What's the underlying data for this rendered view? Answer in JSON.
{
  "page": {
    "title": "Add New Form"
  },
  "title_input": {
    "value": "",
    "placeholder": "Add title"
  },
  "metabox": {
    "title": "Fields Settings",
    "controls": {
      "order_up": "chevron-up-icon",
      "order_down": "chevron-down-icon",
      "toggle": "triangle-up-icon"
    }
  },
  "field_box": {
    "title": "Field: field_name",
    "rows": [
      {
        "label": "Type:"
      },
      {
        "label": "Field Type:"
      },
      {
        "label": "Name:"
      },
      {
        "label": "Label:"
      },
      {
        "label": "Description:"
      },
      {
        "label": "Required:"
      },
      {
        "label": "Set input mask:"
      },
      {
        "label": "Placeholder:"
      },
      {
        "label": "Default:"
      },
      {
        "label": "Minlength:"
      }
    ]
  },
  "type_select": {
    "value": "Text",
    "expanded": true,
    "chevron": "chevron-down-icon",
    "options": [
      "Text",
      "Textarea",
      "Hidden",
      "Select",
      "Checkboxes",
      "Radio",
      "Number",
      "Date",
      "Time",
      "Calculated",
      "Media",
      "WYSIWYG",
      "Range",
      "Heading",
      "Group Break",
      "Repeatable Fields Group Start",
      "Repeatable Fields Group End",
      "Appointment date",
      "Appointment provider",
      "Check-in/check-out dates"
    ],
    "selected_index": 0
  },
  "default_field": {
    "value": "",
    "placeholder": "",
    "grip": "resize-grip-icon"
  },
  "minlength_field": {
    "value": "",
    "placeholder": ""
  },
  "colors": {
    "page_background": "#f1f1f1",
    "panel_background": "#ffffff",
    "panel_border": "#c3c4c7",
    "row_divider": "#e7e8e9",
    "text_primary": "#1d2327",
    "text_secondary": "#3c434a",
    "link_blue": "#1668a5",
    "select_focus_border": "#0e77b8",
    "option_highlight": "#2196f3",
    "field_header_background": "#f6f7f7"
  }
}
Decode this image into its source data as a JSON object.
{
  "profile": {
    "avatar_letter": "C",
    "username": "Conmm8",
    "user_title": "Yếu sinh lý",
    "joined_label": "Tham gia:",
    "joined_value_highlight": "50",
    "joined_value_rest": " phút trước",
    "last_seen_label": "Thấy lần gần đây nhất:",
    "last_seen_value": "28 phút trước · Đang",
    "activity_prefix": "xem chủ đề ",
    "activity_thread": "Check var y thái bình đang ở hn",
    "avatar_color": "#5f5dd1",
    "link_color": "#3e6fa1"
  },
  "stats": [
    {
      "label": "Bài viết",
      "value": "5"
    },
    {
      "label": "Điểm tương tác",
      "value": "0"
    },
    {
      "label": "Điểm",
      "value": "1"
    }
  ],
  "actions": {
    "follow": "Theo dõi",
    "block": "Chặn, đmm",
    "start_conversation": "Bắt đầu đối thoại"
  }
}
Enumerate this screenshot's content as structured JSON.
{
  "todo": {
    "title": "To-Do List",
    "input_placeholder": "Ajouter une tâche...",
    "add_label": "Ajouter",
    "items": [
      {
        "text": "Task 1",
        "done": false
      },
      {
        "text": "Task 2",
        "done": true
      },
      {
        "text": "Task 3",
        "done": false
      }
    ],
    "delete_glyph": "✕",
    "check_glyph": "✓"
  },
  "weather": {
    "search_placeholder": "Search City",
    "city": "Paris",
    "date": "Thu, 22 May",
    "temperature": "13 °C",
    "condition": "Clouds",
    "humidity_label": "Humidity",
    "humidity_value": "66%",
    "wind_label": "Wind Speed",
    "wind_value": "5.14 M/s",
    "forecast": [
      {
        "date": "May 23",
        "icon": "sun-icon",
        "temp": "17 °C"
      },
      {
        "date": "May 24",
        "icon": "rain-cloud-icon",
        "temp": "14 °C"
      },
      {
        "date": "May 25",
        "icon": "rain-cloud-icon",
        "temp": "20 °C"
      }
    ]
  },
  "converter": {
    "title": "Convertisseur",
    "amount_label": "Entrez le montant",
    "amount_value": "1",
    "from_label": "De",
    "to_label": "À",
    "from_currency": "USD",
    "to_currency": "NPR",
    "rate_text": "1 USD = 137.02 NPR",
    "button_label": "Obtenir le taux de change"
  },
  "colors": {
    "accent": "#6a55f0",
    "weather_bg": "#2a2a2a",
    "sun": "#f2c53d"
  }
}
========
**EXERCISE BRIEF:** Exactly as written above, please repeat the entries.

**WRITTEN RESPONSE:**
What's the underlying data for this rendered view? Answer in JSON.
{
  "page": {
    "title": "Add New Form"
  },
  "title_input": {
    "value": "",
    "placeholder": "Add title"
  },
  "metabox": {
    "title": "Fields Settings",
    "controls": {
      "order_up": "chevron-up-icon",
      "order_down": "chevron-down-icon",
      "toggle": "triangle-up-icon"
    }
  },
  "field_box": {
    "title": "Field: field_name",
    "rows": [
      {
        "label": "Type:"
      },
      {
        "label": "Field Type:"
      },
      {
        "label": "Name:"
      },
      {
        "label": "Label:"
      },
      {
        "label": "Description:"
      },
      {
        "label": "Required:"
      },
      {
        "label": "Set input mask:"
      },
      {
        "label": "Placeholder:"
      },
      {
        "label": "Default:"
      },
      {
        "label": "Minlength:"
      }
    ]
  },
  "type_select": {
    "value": "Text",
    "expanded": true,
    "chevron": "chevron-down-icon",
    "options": [
      "Text",
      "Textarea",
      "Hidden",
      "Select",
      "Checkboxes",
      "Radio",
      "Number",
      "Date",
      "Time",
      "Calculated",
      "Media",
      "WYSIWYG",
      "Range",
      "Heading",
      "Group Break",
      "Repeatable Fields Group Start",
      "Repeatable Fields Group End",
      "Appointment date",
      "Appointment provider",
      "Check-in/check-out dates"
    ],
    "selected_index": 0
  },
  "default_field": {
    "value": "",
    "placeholder": "",
    "grip": "resize-grip-icon"
  },
  "minlength_field": {
    "value": "",
    "placeholder": ""
  },
  "colors": {
    "page_background": "#f1f1f1",
    "panel_background": "#ffffff",
    "panel_border": "#c3c4c7",
    "row_divider": "#e7e8e9",
    "text_primary": "#1d2327",
    "text_secondary": "#3c434a",
    "link_blue": "#1668a5",
    "select_focus_border": "#0e77b8",
    "option_highlight": "#2196f3",
    "field_header_background": "#f6f7f7"
  }
}
Decode this image into its source data as a JSON object.
{
  "profile": {
    "avatar_letter": "C",
    "username": "Conmm8",
    "user_title": "Yếu sinh lý",
    "joined_label": "Tham gia:",
    "joined_value_highlight": "50",
    "joined_value_rest": " phút trước",
    "last_seen_label": "Thấy lần gần đây nhất:",
    "last_seen_value": "28 phút trước · Đang",
    "activity_prefix": "xem chủ đề ",
    "activity_thread": "Check var y thái bình đang ở hn",
    "avatar_color": "#5f5dd1",
    "link_color": "#3e6fa1"
  },
  "stats": [
    {
      "label": "Bài viết",
      "value": "5"
    },
    {
      "label": "Điểm tương tác",
      "value": "0"
    },
    {
      "label": "Điểm",
      "value": "1"
    }
  ],
  "actions": {
    "follow": "Theo dõi",
    "block": "Chặn, đmm",
    "start_conversation": "Bắt đầu đối thoại"
  }
}
Enumerate this screenshot's content as structured JSON.
{
  "todo": {
    "title": "To-Do List",
    "input_placeholder": "Ajouter une tâche...",
    "add_label": "Ajouter",
    "items": [
      {
        "text": "Task 1",
        "done": false
      },
      {
        "text": "Task 2",
        "done": true
      },
      {
        "text": "Task 3",
        "done": false
      }
    ],
    "delete_glyph": "✕",
    "check_glyph": "✓"
  },
  "weather": {
    "search_placeholder": "Search City",
    "city": "Paris",
    "date": "Thu, 22 May",
    "temperature": "13 °C",
    "condition": "Clouds",
    "humidity_label": "Humidity",
    "humidity_value": "66%",
    "wind_label": "Wind Speed",
    "wind_value": "5.14 M/s",
    "forecast": [
      {
        "date": "May 23",
        "icon": "sun-icon",
        "temp": "17 °C"
      },
      {
        "date": "May 24",
        "icon": "rain-cloud-icon",
        "temp": "14 °C"
      },
      {
        "date": "May 25",
        "icon": "rain-cloud-icon",
        "temp": "20 °C"
      }
    ]
  },
  "converter": {
    "title": "Convertisseur",
    "amount_label": "Entrez le montant",
    "amount_value": "1",
    "from_label": "De",
    "to_label": "À",
    "from_currency": "USD",
    "to_currency": "NPR",
    "rate_text": "1 USD = 137.02 NPR",
    "button_label": "Obtenir le taux de change"
  },
  "colors": {
    "accent": "#6a55f0",
    "weather_bg": "#2a2a2a",
    "sun": "#f2c53d"
  }
}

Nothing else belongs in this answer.